======== Input for this task ========

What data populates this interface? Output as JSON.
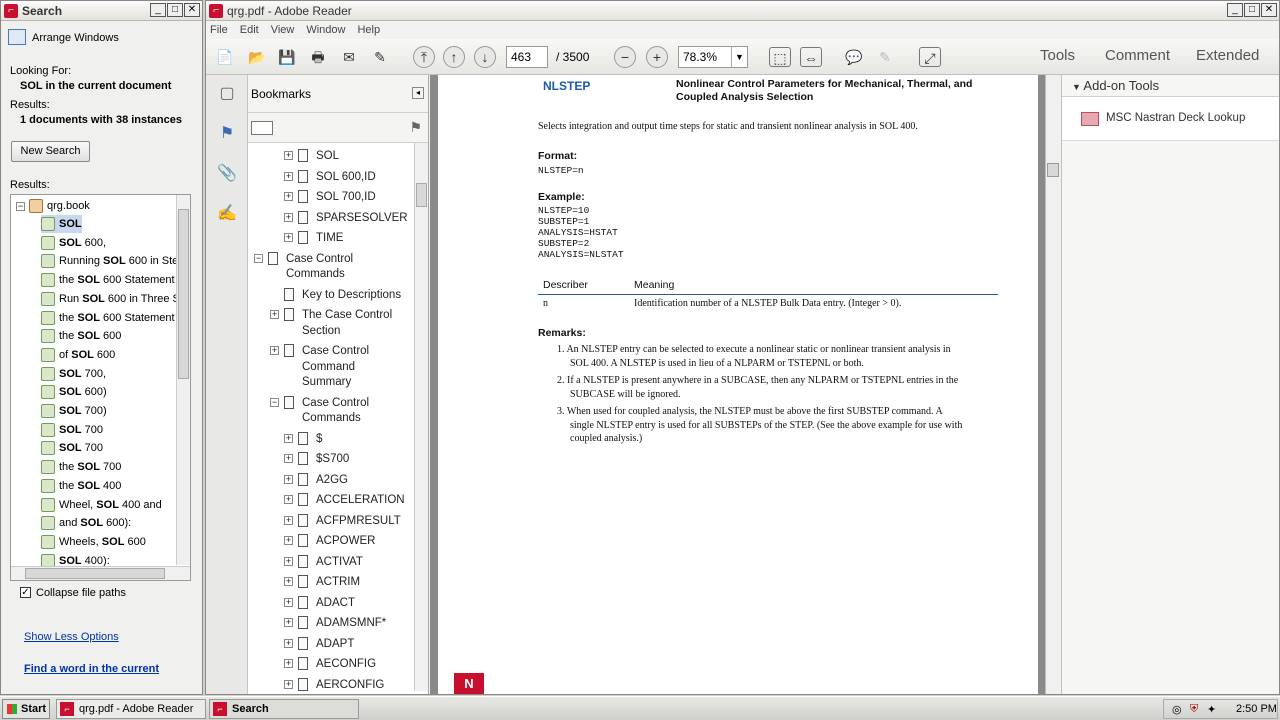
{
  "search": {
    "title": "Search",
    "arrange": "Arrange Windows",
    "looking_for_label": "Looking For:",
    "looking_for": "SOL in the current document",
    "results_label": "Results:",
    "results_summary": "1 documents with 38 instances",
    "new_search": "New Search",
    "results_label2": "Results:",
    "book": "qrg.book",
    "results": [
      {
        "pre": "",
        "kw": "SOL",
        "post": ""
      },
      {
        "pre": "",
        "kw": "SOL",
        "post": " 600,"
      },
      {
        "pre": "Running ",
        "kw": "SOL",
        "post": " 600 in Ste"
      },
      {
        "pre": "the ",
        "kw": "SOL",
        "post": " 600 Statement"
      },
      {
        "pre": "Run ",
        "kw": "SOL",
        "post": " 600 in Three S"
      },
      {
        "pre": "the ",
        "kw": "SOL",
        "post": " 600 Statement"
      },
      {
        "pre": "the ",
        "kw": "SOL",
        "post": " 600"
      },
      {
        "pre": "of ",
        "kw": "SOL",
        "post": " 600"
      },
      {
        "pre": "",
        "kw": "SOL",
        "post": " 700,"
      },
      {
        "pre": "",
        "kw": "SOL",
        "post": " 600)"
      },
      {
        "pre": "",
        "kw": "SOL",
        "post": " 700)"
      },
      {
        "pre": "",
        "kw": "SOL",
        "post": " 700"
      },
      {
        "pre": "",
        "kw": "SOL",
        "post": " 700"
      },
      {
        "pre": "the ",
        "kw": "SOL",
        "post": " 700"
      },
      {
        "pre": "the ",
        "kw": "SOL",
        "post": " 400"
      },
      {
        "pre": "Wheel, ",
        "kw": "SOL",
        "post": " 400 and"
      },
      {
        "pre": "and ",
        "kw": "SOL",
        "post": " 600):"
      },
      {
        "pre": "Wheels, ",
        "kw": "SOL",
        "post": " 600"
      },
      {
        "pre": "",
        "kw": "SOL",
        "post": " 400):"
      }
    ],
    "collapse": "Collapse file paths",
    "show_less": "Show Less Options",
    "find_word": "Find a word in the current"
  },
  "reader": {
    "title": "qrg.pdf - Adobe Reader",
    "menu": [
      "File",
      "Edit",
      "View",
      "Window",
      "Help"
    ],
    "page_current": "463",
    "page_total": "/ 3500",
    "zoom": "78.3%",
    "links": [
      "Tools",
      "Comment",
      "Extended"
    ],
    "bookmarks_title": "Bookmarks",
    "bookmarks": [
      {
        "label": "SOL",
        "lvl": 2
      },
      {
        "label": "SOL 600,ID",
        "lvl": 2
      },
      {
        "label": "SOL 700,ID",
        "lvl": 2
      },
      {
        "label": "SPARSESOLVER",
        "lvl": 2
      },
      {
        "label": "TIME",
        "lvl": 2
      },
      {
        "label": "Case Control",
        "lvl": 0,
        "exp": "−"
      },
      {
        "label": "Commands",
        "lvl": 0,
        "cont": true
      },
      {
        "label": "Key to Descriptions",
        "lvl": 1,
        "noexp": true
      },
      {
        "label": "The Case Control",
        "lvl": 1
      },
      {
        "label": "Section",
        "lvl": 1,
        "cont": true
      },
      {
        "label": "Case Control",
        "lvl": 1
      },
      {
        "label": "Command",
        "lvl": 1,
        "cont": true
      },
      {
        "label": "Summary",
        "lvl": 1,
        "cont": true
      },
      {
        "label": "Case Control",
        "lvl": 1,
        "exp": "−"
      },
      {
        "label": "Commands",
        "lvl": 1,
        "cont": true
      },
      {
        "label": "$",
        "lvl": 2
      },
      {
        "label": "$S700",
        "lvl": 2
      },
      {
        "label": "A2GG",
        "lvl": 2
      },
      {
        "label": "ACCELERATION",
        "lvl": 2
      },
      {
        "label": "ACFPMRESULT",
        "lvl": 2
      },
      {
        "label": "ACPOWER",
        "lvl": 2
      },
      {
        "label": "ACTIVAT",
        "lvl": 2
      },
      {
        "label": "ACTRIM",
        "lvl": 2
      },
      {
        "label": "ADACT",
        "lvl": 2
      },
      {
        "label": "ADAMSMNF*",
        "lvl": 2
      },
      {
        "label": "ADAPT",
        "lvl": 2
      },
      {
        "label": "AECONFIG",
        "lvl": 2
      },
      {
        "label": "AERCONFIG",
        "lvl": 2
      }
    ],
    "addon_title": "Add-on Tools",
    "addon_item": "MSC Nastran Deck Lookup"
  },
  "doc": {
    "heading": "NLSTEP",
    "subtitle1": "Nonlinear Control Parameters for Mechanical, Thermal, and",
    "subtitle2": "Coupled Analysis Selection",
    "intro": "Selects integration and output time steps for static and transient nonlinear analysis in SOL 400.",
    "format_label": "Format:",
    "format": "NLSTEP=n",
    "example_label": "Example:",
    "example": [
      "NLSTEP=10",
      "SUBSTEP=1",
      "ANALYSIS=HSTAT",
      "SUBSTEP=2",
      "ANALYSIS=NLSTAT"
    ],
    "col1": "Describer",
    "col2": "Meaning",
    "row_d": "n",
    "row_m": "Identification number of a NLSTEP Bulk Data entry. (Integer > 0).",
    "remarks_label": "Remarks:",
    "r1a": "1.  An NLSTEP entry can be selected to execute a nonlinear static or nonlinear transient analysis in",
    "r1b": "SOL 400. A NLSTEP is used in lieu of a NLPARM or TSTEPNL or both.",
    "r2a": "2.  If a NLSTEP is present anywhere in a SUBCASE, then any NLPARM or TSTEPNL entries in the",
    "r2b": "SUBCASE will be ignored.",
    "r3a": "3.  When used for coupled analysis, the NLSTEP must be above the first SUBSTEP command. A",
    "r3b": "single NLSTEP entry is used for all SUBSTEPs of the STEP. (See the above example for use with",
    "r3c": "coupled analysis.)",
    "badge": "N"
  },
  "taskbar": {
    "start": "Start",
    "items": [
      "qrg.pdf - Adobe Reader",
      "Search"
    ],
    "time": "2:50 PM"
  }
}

========
======== Input for this task ========

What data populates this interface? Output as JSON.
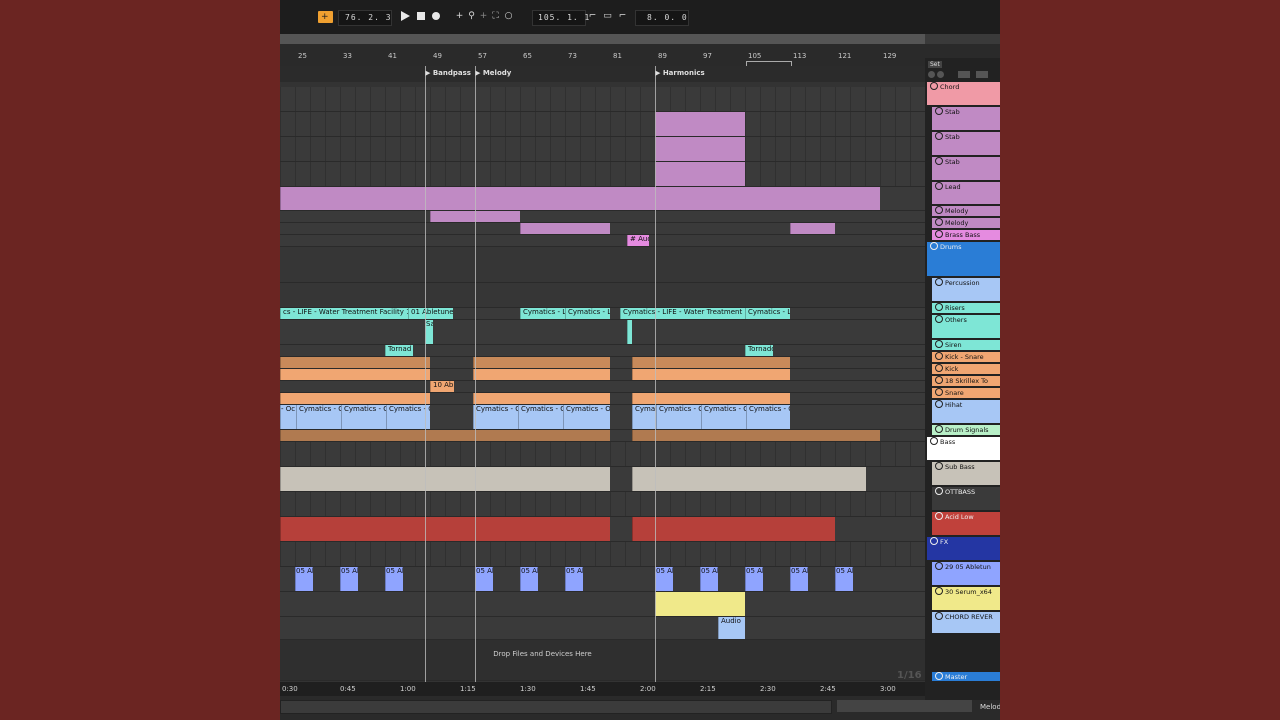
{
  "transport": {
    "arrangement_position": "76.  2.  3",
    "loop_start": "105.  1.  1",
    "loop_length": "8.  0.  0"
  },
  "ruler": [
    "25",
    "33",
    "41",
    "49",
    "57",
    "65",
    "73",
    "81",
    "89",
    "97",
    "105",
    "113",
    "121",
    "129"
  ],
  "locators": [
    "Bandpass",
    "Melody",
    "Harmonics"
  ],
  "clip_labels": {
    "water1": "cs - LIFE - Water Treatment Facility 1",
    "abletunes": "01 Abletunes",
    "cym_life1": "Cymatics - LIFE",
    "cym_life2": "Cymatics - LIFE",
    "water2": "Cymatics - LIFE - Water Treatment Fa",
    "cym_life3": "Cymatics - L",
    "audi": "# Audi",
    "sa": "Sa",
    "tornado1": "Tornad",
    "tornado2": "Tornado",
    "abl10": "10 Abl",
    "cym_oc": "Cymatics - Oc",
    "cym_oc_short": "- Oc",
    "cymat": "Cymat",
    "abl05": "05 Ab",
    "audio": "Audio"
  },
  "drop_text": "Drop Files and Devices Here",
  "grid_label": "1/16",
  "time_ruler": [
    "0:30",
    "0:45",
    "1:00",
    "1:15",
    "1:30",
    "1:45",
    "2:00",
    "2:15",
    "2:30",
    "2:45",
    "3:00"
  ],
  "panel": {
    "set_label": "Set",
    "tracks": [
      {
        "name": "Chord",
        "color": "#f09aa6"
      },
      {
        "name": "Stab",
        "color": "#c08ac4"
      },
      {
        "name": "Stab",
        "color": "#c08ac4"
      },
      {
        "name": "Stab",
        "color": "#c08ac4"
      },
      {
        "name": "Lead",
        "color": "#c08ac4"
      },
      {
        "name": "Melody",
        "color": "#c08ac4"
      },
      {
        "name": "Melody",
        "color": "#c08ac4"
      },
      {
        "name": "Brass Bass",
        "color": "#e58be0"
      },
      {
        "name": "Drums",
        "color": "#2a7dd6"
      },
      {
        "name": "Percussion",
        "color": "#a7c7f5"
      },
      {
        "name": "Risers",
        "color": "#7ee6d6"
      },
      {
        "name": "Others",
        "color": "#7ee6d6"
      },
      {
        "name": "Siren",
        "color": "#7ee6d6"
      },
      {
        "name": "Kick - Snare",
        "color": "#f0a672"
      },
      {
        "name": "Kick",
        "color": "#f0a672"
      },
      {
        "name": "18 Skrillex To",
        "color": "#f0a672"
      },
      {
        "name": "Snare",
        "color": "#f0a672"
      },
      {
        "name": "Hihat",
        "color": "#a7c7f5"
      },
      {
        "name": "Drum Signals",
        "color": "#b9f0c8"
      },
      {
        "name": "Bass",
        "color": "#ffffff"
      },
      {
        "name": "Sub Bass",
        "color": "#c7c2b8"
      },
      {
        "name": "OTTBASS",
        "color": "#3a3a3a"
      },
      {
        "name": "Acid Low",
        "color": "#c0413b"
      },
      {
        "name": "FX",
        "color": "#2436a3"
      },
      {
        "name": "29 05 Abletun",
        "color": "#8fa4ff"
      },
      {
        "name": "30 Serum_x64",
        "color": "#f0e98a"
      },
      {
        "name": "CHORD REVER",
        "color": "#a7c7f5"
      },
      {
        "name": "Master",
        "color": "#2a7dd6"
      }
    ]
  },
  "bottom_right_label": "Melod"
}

========

* [Task instructions] In the material above, show every line where the word "Adobe" turns up.

* [Result for this exercise]
    "title": "qrg.pdf - Adobe Reader",
      "qrg.pdf - Adobe Reader",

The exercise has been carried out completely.